Stored data entries
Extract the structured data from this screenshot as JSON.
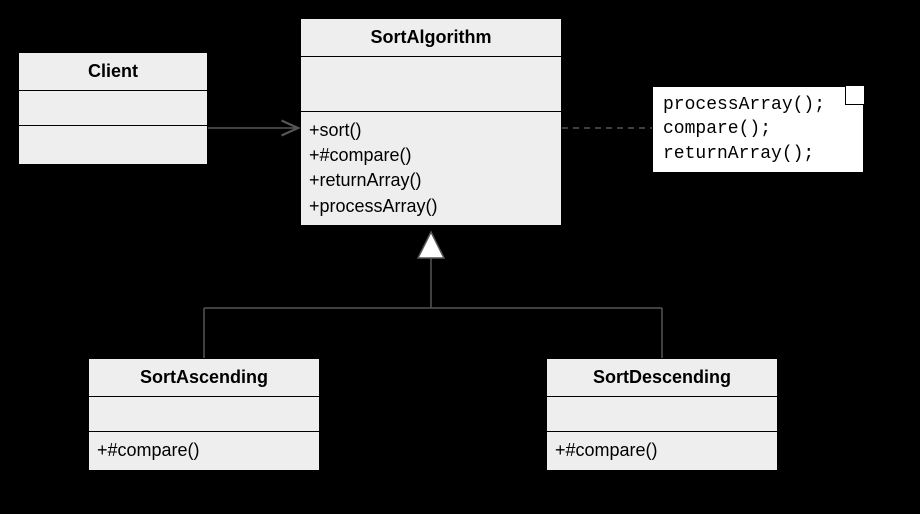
{
  "classes": {
    "client": {
      "name": "Client",
      "ops": []
    },
    "sortAlgorithm": {
      "name": "SortAlgorithm",
      "ops": [
        "+sort()",
        "+#compare()",
        "+returnArray()",
        "+processArray()"
      ]
    },
    "sortAscending": {
      "name": "SortAscending",
      "ops": [
        "+#compare()"
      ]
    },
    "sortDescending": {
      "name": "SortDescending",
      "ops": [
        "+#compare()"
      ]
    }
  },
  "note": {
    "lines": [
      "processArray();",
      "compare();",
      "returnArray();"
    ]
  },
  "relations": {
    "clientToAlgo": "association-arrow",
    "algoToNote": "dashed-anchor",
    "ascToAlgo": "generalization",
    "descToAlgo": "generalization"
  }
}
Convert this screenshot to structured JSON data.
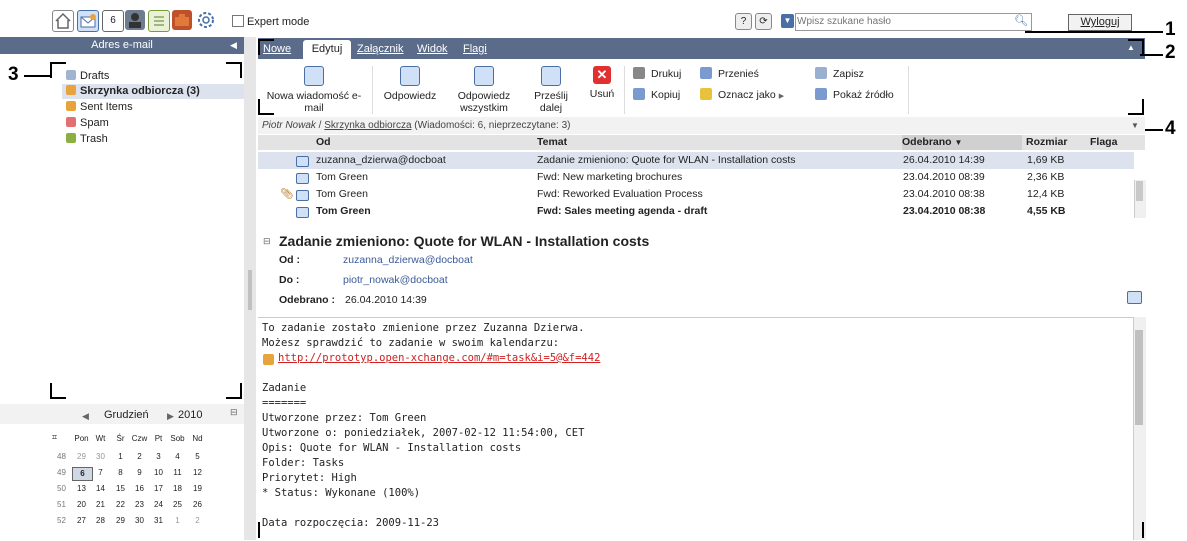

[To do] Repeat each line of the records above exactly, but do not copy the pictures.

[Solution to the exercise]
Extract the structured data from this screenshot as JSON.
{
  "classes": {
    "client": {
      "name": "Client",
      "ops": []
    },
    "sortAlgorithm": {
      "name": "SortAlgorithm",
      "ops": [
        "+sort()",
        "+#compare()",
        "+returnArray()",
        "+processArray()"
      ]
    },
    "sortAscending": {
      "name": "SortAscending",
      "ops": [
        "+#compare()"
      ]
    },
    "sortDescending": {
      "name": "SortDescending",
      "ops": [
        "+#compare()"
      ]
    }
  },
  "note": {
    "lines": [
      "processArray();",
      "compare();",
      "returnArray();"
    ]
  },
  "relations": {
    "clientToAlgo": "association-arrow",
    "algoToNote": "dashed-anchor",
    "ascToAlgo": "generalization",
    "descToAlgo": "generalization"
  }
}
Convert this screenshot to structured JSON data.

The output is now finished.